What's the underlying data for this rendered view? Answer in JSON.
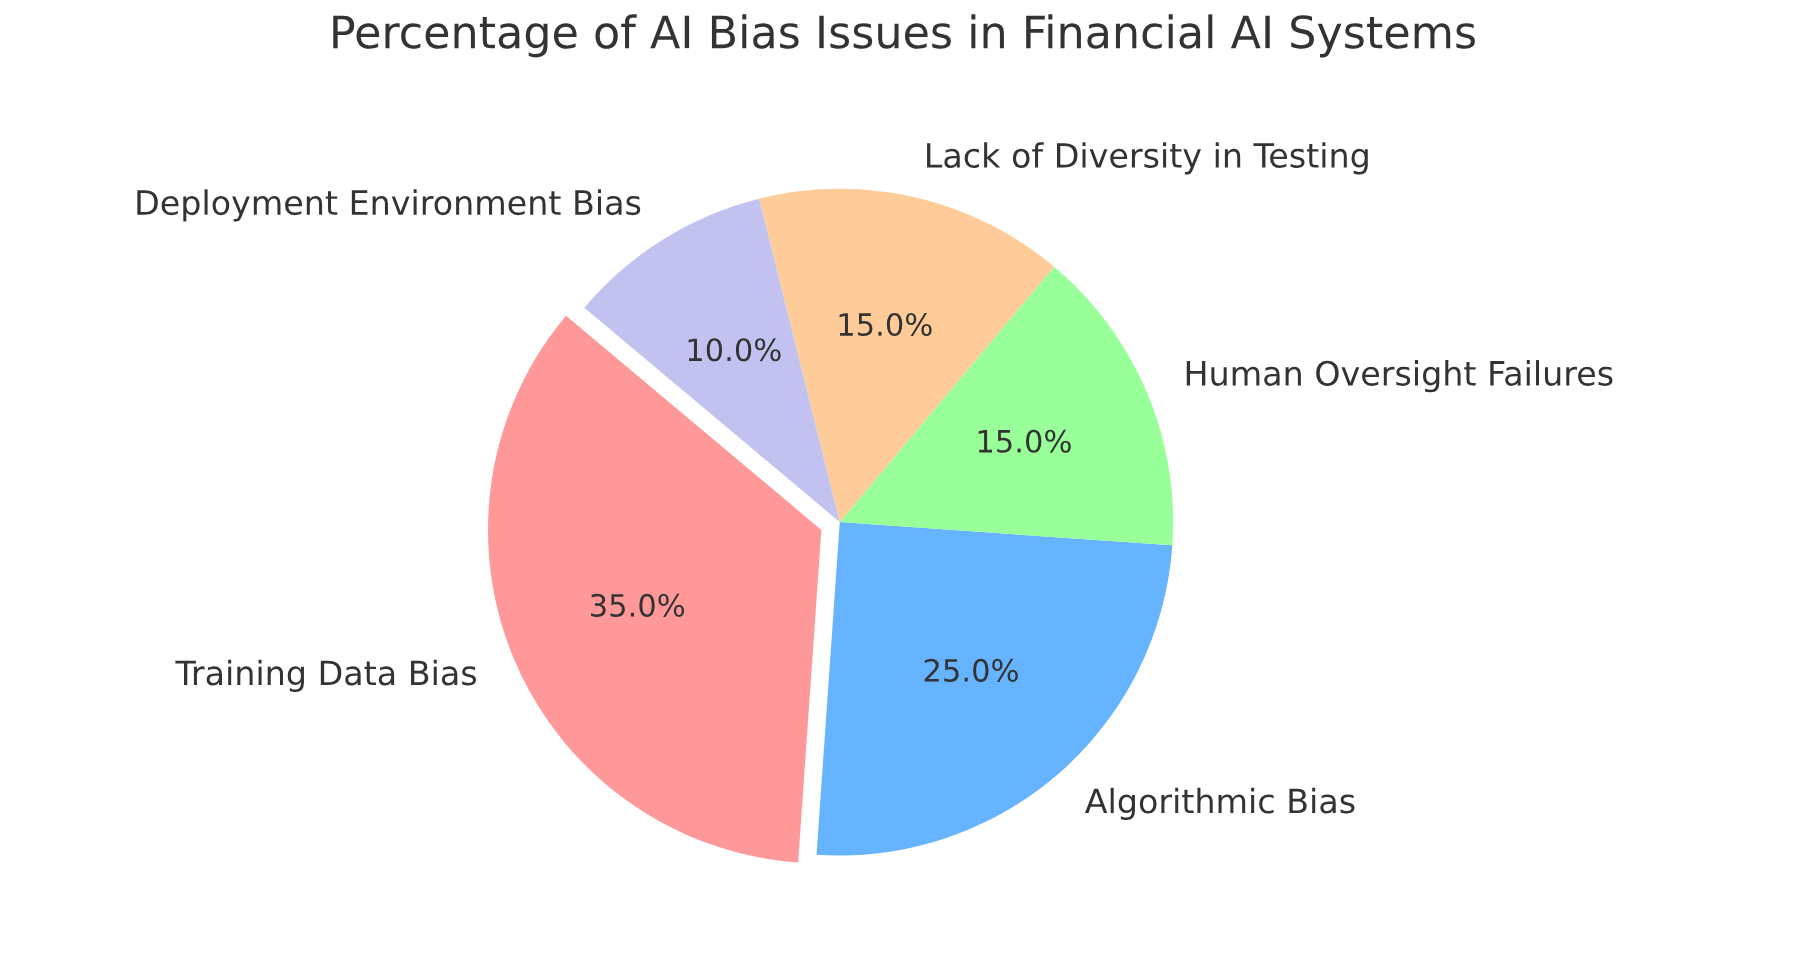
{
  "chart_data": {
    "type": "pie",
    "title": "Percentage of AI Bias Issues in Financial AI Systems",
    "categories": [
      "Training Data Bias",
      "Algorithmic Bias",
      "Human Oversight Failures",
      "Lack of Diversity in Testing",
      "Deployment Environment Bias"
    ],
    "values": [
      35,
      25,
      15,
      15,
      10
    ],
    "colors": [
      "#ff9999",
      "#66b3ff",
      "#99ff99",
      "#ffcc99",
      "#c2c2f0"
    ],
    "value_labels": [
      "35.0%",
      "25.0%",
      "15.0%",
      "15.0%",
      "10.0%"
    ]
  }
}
──────────
* Stated problem:
Transcribe all of the records above character for character. Exclude the pictures.

* Written response:
What's the underlying data for this rendered view? Answer in JSON.
{
  "chart_data": {
    "type": "pie",
    "title": "Percentage of AI Bias Issues in Financial AI Systems",
    "categories": [
      "Training Data Bias",
      "Algorithmic Bias",
      "Human Oversight Failures",
      "Lack of Diversity in Testing",
      "Deployment Environment Bias"
    ],
    "values": [
      35,
      25,
      15,
      15,
      10
    ],
    "colors": [
      "#ff9999",
      "#66b3ff",
      "#99ff99",
      "#ffcc99",
      "#c2c2f0"
    ],
    "value_labels": [
      "35.0%",
      "25.0%",
      "15.0%",
      "15.0%",
      "10.0%"
    ]
  }
}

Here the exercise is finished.